Dataset listings of figures
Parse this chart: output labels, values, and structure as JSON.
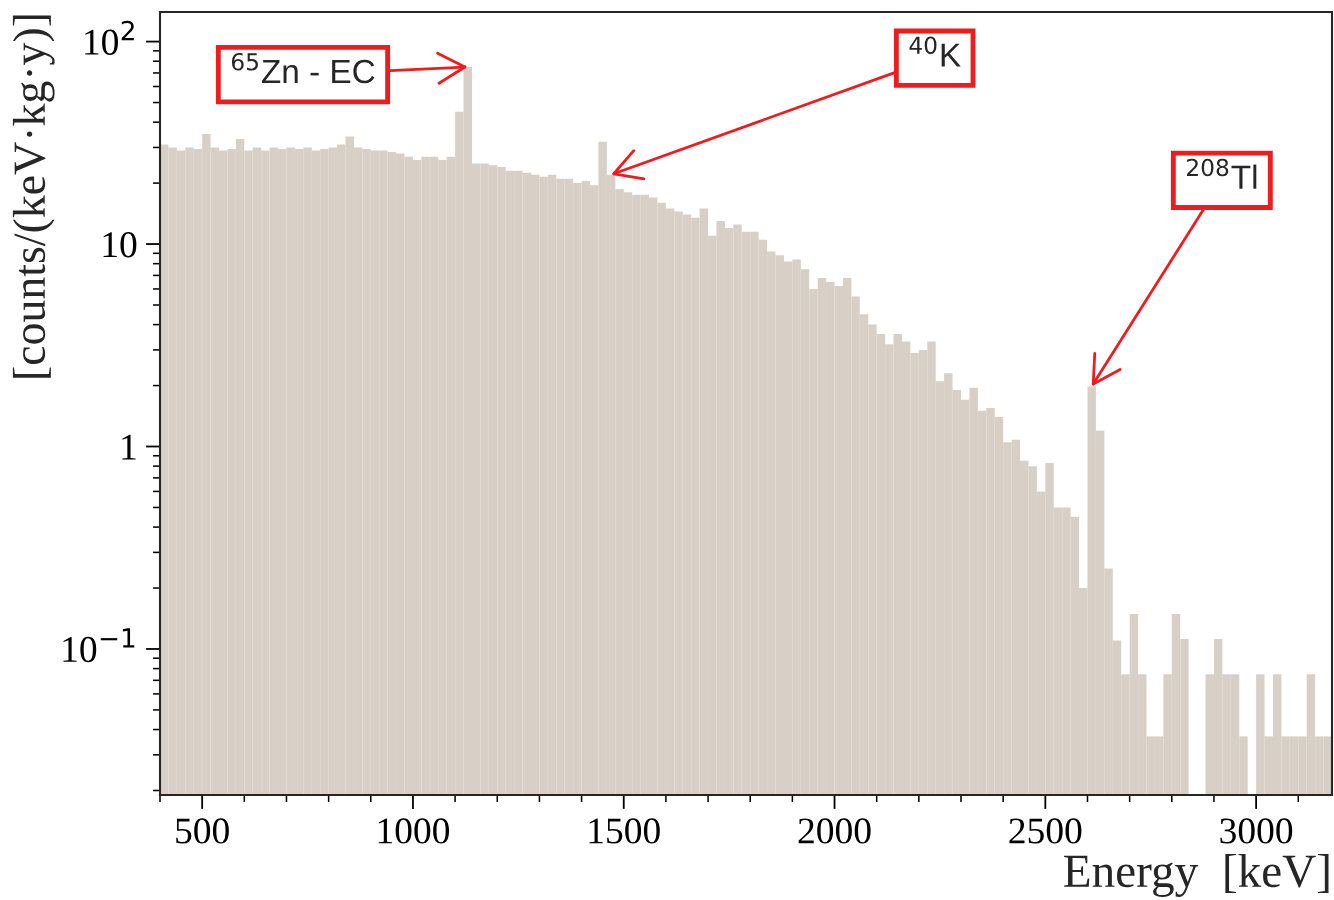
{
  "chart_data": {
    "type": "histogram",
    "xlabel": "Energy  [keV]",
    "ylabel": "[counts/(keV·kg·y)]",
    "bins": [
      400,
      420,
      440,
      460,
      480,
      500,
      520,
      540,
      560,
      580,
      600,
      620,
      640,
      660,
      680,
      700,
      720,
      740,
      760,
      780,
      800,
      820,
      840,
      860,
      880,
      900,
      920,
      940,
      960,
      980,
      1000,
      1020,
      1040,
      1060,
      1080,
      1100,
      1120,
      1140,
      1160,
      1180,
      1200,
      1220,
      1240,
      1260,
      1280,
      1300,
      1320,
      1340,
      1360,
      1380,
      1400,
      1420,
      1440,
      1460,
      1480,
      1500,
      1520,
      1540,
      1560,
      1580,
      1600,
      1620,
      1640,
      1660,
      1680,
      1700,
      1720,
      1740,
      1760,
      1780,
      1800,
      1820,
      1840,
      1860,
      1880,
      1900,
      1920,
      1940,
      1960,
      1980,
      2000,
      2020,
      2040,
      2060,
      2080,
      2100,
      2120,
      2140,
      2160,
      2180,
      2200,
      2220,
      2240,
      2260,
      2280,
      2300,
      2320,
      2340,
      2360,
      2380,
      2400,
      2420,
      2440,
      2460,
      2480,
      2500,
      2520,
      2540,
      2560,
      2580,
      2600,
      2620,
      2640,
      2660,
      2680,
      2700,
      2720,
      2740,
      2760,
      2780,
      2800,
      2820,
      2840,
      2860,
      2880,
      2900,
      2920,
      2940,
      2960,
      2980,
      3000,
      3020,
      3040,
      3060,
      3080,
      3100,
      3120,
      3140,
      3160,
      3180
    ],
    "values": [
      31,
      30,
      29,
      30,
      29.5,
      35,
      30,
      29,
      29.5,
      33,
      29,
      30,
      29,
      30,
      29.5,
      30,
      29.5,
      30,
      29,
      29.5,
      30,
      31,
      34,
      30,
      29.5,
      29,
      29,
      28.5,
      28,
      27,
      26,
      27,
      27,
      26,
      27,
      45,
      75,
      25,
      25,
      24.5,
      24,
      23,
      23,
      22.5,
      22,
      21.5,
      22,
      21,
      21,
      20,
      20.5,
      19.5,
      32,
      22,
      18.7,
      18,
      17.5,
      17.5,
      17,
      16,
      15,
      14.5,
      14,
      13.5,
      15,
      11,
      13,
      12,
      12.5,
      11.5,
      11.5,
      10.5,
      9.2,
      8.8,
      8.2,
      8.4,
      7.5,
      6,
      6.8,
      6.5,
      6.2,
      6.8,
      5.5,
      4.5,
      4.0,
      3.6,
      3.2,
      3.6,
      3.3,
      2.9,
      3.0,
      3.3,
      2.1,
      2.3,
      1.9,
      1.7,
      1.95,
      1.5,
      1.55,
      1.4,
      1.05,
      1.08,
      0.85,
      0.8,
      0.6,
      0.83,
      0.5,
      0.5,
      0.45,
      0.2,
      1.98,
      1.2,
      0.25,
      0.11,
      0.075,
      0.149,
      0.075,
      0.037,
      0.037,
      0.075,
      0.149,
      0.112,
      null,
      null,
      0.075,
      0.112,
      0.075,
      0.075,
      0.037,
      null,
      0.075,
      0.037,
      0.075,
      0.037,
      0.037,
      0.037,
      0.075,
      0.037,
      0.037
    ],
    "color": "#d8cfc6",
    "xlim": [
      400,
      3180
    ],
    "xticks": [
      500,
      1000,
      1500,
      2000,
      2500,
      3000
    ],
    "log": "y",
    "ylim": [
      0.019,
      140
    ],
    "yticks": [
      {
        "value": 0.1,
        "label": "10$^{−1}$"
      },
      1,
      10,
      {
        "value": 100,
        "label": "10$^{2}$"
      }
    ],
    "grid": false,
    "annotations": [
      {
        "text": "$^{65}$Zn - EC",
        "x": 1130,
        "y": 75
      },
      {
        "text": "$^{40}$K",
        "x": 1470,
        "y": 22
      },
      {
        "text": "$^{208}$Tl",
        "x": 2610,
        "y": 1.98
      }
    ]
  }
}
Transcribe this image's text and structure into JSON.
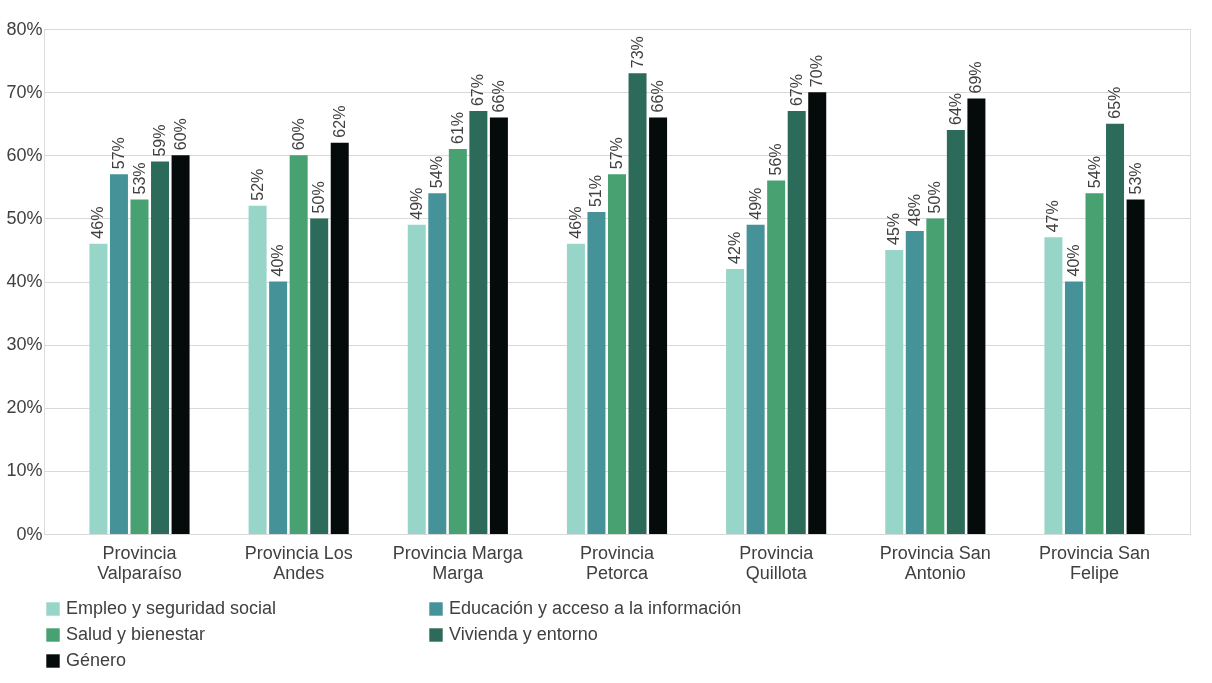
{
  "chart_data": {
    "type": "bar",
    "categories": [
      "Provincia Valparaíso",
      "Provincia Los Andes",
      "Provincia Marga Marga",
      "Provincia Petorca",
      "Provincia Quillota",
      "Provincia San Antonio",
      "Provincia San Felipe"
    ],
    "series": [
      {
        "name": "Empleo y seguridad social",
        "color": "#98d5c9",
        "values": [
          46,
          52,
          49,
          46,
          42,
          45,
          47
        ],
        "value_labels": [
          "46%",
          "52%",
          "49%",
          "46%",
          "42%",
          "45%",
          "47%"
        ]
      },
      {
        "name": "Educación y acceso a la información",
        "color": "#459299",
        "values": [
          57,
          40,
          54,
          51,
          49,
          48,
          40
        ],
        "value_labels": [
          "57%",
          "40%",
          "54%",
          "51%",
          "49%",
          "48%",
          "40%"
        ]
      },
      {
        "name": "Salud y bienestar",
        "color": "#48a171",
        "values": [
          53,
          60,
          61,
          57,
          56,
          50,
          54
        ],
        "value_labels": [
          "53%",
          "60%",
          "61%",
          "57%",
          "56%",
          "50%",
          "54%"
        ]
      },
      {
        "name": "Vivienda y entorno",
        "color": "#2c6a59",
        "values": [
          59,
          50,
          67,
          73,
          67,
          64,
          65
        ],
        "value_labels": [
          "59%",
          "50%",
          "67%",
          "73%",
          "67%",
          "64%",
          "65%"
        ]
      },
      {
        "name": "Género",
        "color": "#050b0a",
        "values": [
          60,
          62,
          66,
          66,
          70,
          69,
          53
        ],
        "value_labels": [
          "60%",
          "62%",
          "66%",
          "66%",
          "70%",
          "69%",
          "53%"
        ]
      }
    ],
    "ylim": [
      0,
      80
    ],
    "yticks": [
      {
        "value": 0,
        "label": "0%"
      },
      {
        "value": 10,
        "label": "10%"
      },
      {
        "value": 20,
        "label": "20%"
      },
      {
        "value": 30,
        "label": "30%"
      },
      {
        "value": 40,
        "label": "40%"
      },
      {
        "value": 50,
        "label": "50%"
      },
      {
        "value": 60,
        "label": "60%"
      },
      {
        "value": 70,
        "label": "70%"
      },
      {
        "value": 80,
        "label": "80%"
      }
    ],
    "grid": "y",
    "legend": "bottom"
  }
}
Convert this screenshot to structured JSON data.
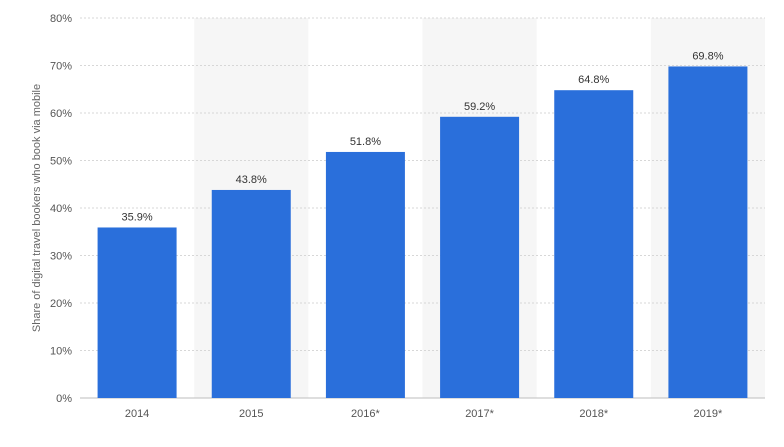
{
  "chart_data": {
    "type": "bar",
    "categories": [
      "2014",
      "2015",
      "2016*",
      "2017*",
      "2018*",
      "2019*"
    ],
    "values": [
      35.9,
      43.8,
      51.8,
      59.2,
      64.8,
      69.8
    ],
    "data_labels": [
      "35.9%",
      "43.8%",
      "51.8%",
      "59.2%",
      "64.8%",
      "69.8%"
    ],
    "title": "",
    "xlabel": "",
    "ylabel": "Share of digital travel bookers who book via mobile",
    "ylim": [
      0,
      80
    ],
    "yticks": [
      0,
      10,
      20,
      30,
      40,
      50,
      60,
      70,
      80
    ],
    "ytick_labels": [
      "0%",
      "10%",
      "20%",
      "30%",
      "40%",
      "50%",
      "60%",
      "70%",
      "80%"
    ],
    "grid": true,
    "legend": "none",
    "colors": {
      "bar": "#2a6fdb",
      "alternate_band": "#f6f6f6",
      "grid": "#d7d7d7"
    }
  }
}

» Stated exercise
Pick every line with "text" in it and copy it.

» Answer to this problem
        "text": "$^{65}$Zn - EC",
        "text": "$^{40}$K",
        "text": "$^{208}$Tl",
Transcribe this image's text and structure into JSON.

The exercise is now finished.